> [TASK DESCRIPTION] Quote the listing below in its entirety, omitting every image.

(Stored data)

=====

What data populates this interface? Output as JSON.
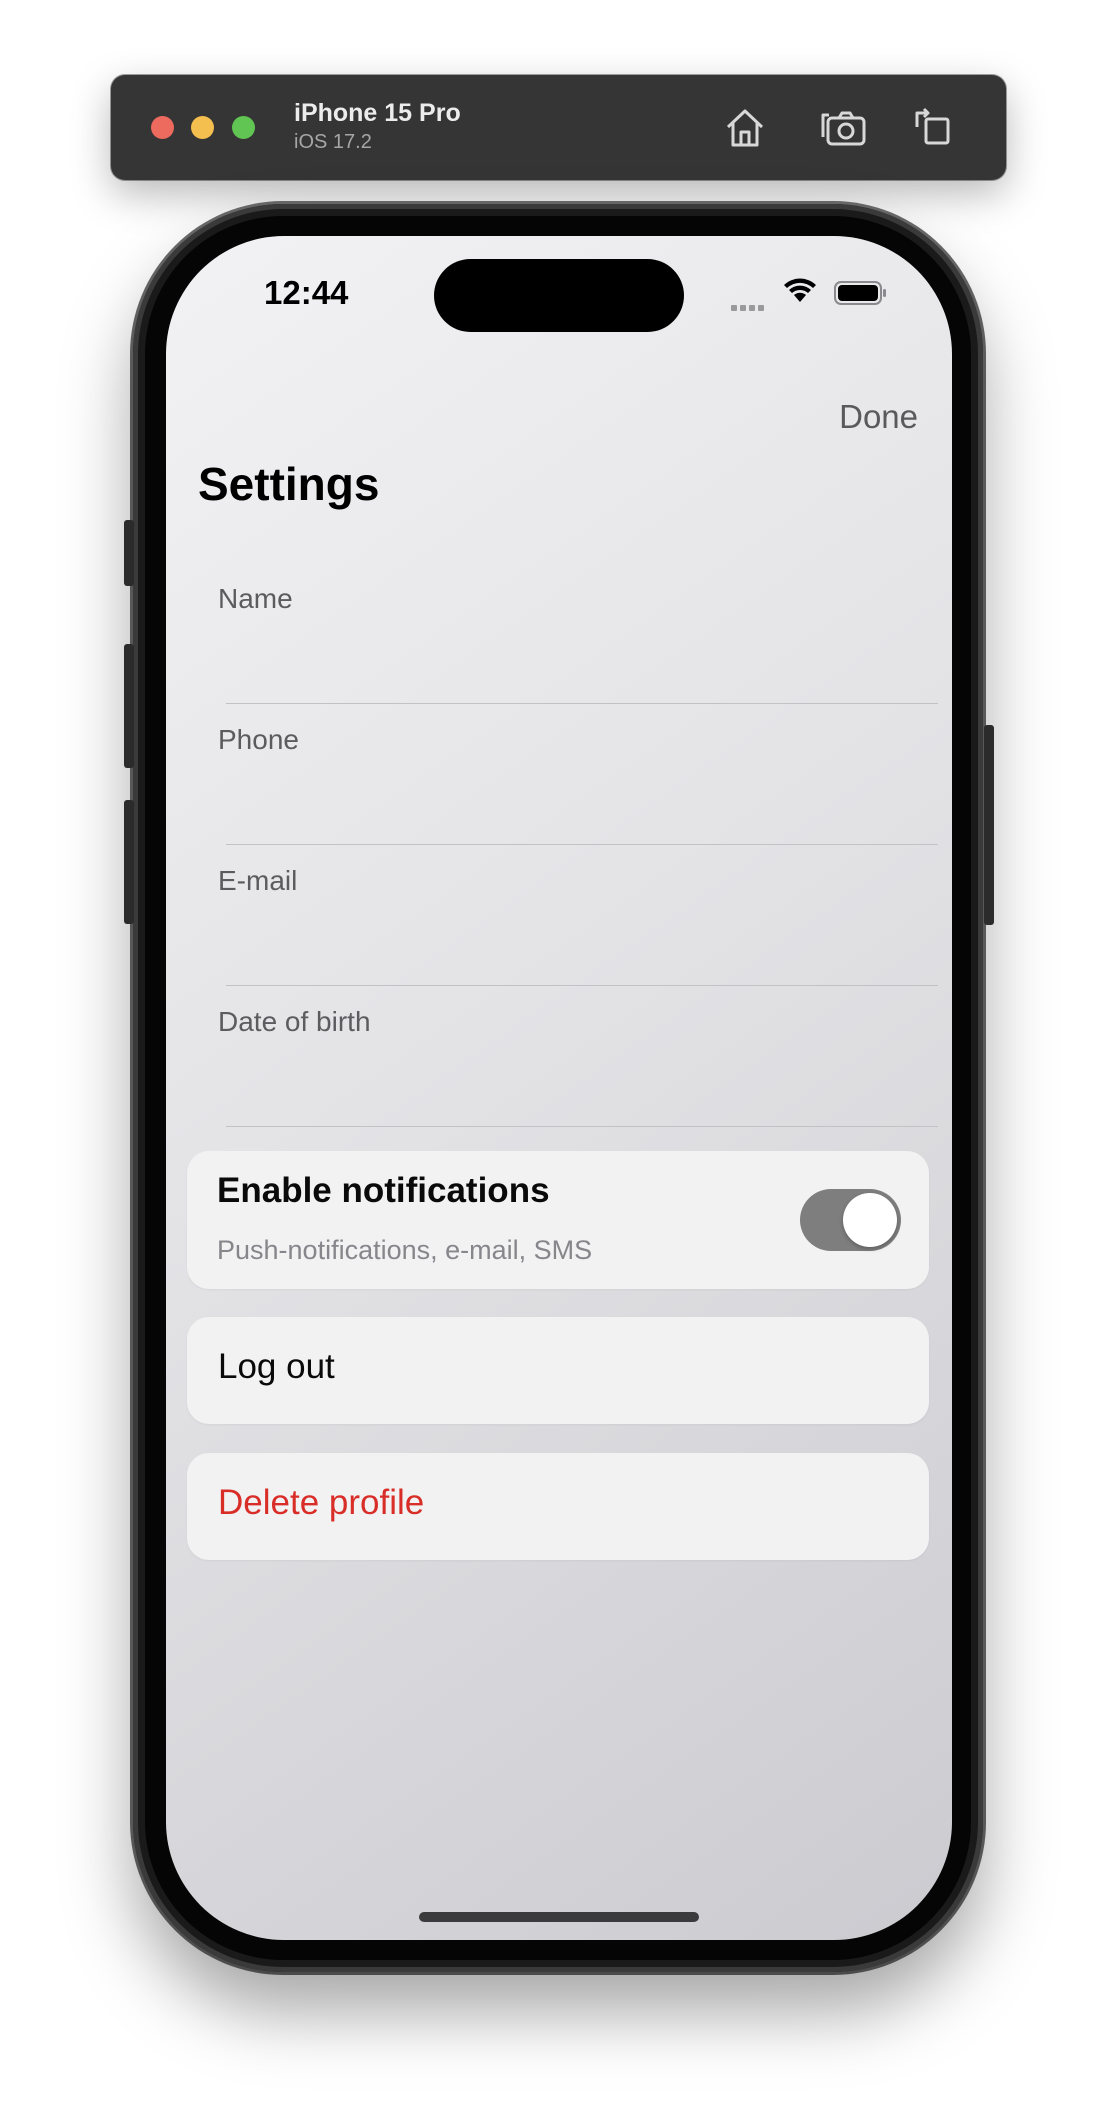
{
  "toolbar": {
    "device_name": "iPhone 15 Pro",
    "os_version": "iOS 17.2",
    "traffic_light_colors": [
      "#ed6a5e",
      "#f5bf4f",
      "#61c554"
    ],
    "buttons": [
      "home-icon",
      "screenshot-icon",
      "rotate-icon"
    ]
  },
  "status_bar": {
    "time": "12:44",
    "icons": [
      "cellular-signal-icon",
      "wifi-icon",
      "battery-icon"
    ]
  },
  "nav": {
    "done_label": "Done",
    "title": "Settings"
  },
  "form": {
    "fields": [
      {
        "label": "Name",
        "value": ""
      },
      {
        "label": "Phone",
        "value": ""
      },
      {
        "label": "E-mail",
        "value": ""
      },
      {
        "label": "Date of birth",
        "value": ""
      }
    ]
  },
  "notifications": {
    "title": "Enable notifications",
    "subtitle": "Push-notifications, e-mail, SMS",
    "enabled": true
  },
  "actions": {
    "logout_label": "Log out",
    "delete_label": "Delete profile",
    "delete_color": "#d92e28"
  }
}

=====

> [FINAL ANSWER]
What data populates this interface? Output as JSON.
{
  "toolbar": {
    "device_name": "iPhone 15 Pro",
    "os_version": "iOS 17.2",
    "traffic_light_colors": [
      "#ed6a5e",
      "#f5bf4f",
      "#61c554"
    ],
    "buttons": [
      "home-icon",
      "screenshot-icon",
      "rotate-icon"
    ]
  },
  "status_bar": {
    "time": "12:44",
    "icons": [
      "cellular-signal-icon",
      "wifi-icon",
      "battery-icon"
    ]
  },
  "nav": {
    "done_label": "Done",
    "title": "Settings"
  },
  "form": {
    "fields": [
      {
        "label": "Name",
        "value": ""
      },
      {
        "label": "Phone",
        "value": ""
      },
      {
        "label": "E-mail",
        "value": ""
      },
      {
        "label": "Date of birth",
        "value": ""
      }
    ]
  },
  "notifications": {
    "title": "Enable notifications",
    "subtitle": "Push-notifications, e-mail, SMS",
    "enabled": true
  },
  "actions": {
    "logout_label": "Log out",
    "delete_label": "Delete profile",
    "delete_color": "#d92e28"
  }
}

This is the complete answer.